What this task involves
Which lines in the records below contain the word "products"? Copy each of them.

(Dataset rows about figures)
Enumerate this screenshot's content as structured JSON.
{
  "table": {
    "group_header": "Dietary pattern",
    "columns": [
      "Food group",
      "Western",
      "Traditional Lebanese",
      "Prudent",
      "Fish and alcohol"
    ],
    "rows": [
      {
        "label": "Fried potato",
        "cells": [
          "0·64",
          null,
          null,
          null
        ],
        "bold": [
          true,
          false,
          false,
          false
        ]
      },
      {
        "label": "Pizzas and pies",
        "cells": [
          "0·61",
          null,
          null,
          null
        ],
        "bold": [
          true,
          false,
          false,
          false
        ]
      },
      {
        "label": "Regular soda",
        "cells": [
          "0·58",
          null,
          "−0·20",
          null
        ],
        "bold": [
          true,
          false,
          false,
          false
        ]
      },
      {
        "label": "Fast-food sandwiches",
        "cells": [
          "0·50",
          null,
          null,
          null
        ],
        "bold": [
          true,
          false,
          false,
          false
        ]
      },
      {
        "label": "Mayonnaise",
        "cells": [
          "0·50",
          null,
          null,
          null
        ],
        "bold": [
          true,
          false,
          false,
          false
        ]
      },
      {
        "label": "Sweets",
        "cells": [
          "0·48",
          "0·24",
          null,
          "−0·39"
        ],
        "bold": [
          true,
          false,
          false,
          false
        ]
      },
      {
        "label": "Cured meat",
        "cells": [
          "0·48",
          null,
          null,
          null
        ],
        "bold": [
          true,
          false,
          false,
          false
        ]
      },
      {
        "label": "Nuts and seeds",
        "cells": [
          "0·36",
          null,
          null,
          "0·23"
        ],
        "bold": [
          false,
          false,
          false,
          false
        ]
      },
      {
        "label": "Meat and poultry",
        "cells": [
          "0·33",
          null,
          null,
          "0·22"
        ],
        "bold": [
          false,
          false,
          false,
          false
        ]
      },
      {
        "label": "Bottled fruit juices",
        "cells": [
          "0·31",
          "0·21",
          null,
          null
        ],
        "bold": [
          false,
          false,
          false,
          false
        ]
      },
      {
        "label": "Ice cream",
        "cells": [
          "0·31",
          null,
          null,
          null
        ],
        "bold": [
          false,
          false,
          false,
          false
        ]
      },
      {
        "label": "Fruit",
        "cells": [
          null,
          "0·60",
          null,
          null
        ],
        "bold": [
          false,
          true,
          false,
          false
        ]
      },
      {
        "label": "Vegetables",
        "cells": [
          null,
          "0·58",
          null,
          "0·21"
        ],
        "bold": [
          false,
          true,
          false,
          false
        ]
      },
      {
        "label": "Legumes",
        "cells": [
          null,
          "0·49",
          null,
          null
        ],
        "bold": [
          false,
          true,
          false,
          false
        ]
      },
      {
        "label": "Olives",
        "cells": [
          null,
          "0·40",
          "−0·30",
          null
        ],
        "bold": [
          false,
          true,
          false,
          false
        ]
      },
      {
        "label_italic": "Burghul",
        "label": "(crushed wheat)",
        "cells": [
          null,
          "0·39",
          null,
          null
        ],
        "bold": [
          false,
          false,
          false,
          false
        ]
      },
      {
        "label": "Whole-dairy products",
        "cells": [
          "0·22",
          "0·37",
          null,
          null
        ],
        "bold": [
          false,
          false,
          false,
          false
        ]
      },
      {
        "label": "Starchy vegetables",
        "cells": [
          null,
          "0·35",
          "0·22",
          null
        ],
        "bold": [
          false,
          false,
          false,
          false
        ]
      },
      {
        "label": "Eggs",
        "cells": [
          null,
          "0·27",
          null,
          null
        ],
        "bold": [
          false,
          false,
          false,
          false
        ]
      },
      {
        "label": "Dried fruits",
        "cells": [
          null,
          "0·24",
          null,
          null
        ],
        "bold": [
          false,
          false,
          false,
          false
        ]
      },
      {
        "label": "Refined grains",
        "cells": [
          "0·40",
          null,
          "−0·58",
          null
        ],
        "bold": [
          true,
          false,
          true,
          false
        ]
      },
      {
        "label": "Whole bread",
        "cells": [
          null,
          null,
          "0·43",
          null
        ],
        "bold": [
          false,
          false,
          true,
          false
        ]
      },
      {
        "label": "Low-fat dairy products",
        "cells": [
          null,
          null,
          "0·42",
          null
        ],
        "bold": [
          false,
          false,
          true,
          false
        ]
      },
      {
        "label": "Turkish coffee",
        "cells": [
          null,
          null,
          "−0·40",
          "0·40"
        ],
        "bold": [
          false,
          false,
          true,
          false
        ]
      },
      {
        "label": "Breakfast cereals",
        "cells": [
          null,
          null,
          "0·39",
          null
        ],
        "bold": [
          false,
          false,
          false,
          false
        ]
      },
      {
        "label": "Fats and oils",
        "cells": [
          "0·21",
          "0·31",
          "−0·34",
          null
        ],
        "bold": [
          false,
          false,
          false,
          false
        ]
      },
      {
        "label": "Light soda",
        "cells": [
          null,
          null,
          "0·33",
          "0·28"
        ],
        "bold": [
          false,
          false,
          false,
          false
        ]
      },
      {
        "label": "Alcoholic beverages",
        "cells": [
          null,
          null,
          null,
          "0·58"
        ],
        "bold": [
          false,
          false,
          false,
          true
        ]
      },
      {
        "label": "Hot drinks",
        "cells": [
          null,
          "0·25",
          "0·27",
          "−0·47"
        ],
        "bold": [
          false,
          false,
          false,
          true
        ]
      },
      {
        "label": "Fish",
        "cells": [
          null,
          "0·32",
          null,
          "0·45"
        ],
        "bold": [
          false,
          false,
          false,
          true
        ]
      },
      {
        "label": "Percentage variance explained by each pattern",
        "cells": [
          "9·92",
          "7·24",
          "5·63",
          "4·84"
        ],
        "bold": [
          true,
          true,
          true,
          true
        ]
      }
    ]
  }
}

...

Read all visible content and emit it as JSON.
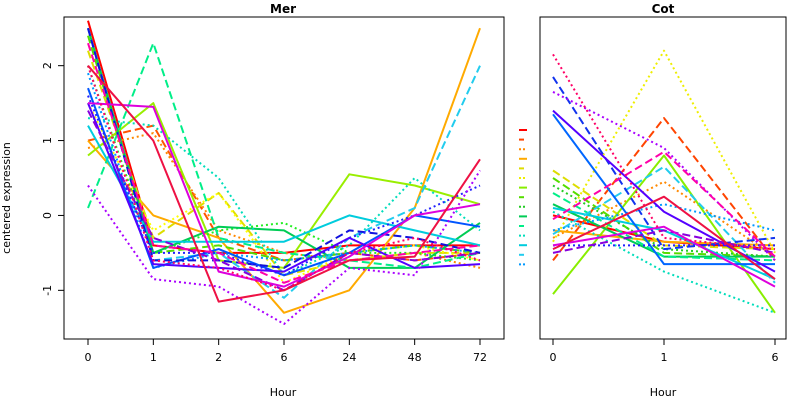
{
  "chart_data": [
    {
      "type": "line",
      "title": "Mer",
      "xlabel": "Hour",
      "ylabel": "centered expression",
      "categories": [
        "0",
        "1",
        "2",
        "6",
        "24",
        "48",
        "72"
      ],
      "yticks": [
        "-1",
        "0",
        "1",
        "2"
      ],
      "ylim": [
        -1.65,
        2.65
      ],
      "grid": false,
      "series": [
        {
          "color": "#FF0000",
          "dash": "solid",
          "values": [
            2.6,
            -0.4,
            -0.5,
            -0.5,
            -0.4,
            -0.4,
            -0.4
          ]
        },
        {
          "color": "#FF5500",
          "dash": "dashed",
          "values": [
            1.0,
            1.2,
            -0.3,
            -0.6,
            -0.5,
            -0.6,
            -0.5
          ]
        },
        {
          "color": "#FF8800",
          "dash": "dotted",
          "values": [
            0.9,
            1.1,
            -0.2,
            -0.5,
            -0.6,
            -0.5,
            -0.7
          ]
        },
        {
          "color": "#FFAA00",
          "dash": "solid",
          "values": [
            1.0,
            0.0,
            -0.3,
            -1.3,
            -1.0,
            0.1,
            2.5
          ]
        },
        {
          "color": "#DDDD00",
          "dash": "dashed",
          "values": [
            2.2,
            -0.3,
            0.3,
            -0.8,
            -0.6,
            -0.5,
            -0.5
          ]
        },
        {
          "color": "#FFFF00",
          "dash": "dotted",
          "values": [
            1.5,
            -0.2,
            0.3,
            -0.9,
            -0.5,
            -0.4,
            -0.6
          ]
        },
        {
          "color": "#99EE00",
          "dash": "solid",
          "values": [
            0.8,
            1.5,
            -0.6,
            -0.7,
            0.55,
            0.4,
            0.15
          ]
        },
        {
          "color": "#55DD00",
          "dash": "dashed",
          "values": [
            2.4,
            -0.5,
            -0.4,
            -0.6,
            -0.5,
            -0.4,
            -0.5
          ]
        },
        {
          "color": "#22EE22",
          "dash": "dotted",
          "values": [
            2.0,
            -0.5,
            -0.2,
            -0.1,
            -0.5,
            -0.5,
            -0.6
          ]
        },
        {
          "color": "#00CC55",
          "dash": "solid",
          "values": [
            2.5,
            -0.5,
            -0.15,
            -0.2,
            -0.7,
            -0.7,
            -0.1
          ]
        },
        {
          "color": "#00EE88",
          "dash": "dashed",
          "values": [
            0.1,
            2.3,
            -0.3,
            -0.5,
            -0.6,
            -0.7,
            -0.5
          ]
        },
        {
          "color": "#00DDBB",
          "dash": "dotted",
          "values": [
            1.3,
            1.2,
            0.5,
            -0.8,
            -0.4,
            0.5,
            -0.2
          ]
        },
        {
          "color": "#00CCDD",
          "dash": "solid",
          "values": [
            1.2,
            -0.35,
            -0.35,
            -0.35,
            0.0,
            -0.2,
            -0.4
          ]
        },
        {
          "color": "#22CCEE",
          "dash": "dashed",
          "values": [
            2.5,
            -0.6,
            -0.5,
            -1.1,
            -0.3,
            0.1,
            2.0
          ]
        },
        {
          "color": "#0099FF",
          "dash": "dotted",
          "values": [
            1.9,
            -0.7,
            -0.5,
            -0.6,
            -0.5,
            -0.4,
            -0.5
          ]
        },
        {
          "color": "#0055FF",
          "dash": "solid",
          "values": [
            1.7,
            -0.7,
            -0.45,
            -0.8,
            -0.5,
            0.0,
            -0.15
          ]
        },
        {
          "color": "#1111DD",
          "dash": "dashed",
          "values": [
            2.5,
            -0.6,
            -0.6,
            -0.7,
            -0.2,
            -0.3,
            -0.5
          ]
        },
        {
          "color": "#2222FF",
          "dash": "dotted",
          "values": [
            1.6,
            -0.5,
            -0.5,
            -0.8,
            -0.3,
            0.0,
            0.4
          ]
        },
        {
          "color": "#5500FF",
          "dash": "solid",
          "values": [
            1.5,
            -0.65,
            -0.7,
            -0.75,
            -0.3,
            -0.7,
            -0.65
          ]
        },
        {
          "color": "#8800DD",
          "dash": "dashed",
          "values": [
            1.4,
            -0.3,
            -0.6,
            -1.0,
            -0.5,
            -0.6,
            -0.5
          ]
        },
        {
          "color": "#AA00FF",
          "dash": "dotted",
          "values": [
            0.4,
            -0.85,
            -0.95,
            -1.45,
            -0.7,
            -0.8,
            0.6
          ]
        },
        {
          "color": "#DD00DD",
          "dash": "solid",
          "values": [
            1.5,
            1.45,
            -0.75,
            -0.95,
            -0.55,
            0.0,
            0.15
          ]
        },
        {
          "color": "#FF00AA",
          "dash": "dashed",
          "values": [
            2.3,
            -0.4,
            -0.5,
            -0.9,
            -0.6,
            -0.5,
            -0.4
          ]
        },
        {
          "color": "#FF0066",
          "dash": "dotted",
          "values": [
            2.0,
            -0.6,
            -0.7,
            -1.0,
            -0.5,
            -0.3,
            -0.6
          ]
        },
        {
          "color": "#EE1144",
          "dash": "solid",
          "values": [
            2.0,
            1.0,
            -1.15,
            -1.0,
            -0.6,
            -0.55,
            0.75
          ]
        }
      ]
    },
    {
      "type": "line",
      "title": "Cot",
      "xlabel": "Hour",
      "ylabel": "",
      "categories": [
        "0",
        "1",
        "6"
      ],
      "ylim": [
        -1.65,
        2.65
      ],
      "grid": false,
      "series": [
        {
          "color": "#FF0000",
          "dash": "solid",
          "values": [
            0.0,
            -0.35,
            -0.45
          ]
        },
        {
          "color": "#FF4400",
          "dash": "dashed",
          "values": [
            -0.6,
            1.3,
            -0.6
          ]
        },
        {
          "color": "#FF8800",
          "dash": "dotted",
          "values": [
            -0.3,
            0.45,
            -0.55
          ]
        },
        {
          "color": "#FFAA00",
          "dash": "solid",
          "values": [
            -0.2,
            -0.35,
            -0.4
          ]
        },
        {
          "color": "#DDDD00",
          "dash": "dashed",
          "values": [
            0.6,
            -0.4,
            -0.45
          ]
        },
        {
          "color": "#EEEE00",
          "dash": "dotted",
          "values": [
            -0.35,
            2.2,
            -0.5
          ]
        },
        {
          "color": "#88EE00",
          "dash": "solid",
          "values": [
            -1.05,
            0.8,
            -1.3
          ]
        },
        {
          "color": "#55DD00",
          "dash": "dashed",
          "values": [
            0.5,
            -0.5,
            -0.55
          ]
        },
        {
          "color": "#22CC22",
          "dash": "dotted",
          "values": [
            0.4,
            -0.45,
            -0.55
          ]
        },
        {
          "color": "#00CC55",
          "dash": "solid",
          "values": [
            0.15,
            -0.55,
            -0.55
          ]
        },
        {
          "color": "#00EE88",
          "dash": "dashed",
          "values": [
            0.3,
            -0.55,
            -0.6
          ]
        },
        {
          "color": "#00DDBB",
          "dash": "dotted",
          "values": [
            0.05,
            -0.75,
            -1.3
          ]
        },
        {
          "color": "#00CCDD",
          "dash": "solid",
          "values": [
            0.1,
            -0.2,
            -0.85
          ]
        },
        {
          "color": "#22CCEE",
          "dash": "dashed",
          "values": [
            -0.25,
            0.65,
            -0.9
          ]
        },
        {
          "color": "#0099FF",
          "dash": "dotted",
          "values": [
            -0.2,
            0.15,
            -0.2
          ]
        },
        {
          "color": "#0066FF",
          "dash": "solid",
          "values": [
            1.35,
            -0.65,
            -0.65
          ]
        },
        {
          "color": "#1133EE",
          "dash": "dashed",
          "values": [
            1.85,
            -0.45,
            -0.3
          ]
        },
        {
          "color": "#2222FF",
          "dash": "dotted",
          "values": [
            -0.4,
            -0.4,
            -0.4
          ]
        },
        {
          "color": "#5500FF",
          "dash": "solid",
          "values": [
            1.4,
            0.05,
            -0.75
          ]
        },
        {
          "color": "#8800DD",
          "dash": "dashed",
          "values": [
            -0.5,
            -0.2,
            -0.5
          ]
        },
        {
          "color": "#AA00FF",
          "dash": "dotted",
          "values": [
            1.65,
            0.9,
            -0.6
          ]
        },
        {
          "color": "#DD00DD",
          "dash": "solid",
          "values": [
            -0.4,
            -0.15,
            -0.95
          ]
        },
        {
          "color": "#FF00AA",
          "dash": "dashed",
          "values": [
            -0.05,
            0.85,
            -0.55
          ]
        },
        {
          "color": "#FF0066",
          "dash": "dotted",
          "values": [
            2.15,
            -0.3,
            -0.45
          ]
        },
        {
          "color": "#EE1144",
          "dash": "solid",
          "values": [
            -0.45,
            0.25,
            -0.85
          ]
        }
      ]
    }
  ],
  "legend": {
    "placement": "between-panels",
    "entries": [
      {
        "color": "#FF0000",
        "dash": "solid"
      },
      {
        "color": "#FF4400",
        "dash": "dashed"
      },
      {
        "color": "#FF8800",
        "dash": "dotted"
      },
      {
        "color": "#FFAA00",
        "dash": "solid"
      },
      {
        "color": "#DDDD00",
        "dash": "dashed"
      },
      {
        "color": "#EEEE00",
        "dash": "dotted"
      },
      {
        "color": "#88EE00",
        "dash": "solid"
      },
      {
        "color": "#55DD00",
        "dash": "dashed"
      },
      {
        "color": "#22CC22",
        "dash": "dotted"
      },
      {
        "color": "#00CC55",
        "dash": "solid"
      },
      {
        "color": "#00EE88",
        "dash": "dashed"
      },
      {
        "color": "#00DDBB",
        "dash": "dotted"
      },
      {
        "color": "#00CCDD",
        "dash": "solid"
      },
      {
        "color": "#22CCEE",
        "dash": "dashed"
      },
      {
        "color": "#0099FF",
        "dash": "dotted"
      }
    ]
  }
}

Solution to this problem
        "label": "Whole-dairy products",
        "label": "Low-fat dairy products",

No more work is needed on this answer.